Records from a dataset

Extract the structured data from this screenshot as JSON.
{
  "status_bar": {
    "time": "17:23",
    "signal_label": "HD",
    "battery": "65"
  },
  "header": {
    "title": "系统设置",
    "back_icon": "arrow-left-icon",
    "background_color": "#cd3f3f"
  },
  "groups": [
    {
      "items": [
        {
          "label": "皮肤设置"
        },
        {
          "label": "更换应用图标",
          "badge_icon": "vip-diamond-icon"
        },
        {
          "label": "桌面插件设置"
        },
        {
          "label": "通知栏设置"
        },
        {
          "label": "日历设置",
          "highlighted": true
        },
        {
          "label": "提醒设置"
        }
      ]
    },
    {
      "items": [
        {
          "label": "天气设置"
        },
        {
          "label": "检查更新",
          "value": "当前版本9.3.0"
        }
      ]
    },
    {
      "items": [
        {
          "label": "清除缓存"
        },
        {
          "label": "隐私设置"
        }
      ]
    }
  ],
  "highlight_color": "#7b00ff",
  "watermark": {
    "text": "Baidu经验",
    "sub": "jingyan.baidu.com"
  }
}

WHAT THE TASK ASKS: Extract every line of the records above that contains the word "icon".

COMPLETED TASK:
    "back_icon": "arrow-left-icon",
          "badge_icon": "vip-diamond-icon"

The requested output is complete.